# What is asked:
From the listing below, count the lines where the string "parmi" occurs. Give the number, with no other words.

# Extracted data:
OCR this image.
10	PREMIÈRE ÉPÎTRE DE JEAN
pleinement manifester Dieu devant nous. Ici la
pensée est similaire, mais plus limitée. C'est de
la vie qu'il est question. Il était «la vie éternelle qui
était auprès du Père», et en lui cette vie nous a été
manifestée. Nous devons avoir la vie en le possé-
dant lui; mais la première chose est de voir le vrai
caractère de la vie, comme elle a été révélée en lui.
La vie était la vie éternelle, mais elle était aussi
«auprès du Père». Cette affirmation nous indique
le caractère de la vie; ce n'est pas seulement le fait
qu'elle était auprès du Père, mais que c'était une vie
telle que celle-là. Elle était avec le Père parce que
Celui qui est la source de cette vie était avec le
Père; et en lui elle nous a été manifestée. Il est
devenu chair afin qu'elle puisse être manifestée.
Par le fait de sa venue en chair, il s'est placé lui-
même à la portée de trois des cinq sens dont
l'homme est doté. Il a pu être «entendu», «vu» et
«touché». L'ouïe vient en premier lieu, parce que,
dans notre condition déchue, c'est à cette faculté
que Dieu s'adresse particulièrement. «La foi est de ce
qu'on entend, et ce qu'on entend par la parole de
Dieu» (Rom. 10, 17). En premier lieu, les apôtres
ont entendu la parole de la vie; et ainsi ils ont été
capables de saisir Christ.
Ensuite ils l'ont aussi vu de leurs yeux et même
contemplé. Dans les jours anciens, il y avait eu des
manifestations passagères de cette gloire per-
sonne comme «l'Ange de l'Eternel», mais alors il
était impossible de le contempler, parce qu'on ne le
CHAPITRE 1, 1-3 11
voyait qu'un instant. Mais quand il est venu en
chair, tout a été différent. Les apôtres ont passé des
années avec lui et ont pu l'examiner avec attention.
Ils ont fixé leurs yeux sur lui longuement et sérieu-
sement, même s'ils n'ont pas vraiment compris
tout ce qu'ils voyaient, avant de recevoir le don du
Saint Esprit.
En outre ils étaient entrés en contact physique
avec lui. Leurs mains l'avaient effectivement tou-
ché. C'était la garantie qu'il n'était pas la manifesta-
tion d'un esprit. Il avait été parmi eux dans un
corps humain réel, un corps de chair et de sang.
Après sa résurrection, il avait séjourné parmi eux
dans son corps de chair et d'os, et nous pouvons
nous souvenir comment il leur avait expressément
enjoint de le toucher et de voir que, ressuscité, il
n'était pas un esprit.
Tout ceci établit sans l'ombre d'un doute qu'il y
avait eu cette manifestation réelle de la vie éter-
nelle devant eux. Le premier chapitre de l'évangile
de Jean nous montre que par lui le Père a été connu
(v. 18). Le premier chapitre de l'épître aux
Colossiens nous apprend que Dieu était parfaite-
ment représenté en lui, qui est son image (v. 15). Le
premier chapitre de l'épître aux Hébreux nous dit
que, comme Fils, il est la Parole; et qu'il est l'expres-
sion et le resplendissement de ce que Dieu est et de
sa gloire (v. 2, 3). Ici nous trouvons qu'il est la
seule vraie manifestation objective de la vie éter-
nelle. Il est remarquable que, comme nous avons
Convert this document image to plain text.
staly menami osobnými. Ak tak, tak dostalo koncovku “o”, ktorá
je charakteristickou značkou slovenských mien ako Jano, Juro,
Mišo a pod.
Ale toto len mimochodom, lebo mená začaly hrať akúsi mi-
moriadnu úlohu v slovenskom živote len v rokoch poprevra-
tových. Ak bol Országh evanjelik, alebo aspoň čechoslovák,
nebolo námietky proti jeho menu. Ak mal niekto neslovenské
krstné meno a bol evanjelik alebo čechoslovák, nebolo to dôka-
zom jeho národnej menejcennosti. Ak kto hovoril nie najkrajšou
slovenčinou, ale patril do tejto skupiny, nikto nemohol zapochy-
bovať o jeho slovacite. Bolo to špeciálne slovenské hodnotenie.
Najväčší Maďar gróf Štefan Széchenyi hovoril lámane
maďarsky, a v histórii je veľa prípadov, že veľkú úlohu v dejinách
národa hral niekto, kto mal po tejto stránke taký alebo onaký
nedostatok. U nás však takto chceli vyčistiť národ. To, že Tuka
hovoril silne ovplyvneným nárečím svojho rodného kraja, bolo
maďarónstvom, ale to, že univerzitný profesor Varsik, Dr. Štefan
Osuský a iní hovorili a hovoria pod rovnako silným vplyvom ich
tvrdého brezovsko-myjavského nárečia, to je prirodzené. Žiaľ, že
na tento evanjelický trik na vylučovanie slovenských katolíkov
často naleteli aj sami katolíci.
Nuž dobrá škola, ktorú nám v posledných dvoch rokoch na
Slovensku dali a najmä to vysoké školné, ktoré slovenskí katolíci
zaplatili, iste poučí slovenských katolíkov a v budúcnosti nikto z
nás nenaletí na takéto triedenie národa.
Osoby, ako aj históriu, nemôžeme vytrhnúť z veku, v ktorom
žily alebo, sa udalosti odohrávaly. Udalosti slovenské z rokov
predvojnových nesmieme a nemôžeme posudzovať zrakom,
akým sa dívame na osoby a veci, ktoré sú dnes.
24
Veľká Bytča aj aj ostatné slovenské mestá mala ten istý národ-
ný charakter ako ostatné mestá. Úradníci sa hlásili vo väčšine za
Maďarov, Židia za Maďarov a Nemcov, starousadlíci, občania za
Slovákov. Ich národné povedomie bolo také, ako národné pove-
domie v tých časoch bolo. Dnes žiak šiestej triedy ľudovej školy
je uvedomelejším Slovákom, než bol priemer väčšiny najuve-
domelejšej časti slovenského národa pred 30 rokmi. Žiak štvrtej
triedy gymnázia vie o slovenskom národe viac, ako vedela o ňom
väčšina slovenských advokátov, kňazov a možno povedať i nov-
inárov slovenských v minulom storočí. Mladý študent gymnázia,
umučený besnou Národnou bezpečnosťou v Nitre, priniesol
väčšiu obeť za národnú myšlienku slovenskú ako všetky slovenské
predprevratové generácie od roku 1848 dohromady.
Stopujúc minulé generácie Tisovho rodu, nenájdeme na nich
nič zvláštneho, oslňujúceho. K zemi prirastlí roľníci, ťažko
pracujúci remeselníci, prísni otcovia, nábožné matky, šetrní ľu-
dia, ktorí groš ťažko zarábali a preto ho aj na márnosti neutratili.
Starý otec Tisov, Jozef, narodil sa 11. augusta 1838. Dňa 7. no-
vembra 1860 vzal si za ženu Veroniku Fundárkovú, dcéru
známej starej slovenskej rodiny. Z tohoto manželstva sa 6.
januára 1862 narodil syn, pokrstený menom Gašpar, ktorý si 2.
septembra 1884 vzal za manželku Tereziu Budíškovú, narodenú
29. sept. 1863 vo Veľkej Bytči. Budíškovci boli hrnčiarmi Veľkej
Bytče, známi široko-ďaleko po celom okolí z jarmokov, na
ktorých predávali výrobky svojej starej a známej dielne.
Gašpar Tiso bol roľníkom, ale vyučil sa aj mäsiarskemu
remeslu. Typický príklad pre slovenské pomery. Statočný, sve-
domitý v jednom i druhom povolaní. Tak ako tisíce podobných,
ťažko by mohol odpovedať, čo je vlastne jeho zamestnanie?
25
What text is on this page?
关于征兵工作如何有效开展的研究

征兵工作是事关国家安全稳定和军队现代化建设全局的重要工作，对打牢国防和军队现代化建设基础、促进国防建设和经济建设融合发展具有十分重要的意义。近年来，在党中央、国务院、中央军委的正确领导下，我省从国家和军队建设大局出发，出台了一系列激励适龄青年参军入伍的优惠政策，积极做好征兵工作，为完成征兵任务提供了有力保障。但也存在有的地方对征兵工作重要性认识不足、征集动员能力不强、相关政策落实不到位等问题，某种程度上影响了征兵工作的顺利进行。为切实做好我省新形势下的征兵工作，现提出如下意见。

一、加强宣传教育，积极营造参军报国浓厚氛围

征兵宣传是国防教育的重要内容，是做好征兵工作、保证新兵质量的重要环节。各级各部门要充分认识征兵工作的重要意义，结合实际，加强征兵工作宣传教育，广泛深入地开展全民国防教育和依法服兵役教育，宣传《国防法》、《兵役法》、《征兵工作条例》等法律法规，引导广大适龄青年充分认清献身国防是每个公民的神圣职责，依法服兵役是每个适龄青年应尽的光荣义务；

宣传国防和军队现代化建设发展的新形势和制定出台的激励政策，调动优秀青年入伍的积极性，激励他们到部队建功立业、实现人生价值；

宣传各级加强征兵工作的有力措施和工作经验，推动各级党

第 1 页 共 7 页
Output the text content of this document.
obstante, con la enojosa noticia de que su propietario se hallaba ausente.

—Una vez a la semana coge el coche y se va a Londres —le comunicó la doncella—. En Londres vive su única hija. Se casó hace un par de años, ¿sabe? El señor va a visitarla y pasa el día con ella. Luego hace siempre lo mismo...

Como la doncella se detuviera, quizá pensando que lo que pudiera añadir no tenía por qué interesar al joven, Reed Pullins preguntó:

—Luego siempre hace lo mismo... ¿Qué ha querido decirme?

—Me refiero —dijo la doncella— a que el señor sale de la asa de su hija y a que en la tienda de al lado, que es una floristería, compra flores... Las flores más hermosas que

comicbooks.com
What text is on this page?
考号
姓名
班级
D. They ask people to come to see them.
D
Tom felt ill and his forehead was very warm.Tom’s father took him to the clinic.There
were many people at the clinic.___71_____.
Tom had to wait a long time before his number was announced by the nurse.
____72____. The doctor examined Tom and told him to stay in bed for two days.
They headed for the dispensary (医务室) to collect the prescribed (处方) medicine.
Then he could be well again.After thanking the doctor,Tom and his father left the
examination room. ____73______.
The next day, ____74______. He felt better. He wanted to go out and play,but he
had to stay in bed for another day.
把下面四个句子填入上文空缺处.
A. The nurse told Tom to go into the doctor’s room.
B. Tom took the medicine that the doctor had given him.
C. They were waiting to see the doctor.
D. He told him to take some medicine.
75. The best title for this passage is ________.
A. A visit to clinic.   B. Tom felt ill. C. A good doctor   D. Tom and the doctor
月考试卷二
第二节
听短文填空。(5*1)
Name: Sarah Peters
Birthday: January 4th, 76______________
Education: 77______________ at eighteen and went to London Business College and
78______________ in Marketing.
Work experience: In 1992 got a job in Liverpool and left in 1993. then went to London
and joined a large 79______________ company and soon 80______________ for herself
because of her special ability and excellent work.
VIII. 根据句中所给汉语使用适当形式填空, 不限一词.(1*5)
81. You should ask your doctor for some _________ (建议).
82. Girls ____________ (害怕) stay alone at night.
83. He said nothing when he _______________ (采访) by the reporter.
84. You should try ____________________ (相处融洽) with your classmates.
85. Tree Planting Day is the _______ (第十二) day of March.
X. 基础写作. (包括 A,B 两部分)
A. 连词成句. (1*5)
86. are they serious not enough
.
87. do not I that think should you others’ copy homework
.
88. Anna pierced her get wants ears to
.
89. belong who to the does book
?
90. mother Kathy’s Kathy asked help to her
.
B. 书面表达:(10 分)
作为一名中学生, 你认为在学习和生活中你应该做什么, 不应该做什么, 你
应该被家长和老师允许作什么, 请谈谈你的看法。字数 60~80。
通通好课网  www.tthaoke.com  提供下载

# The response:
2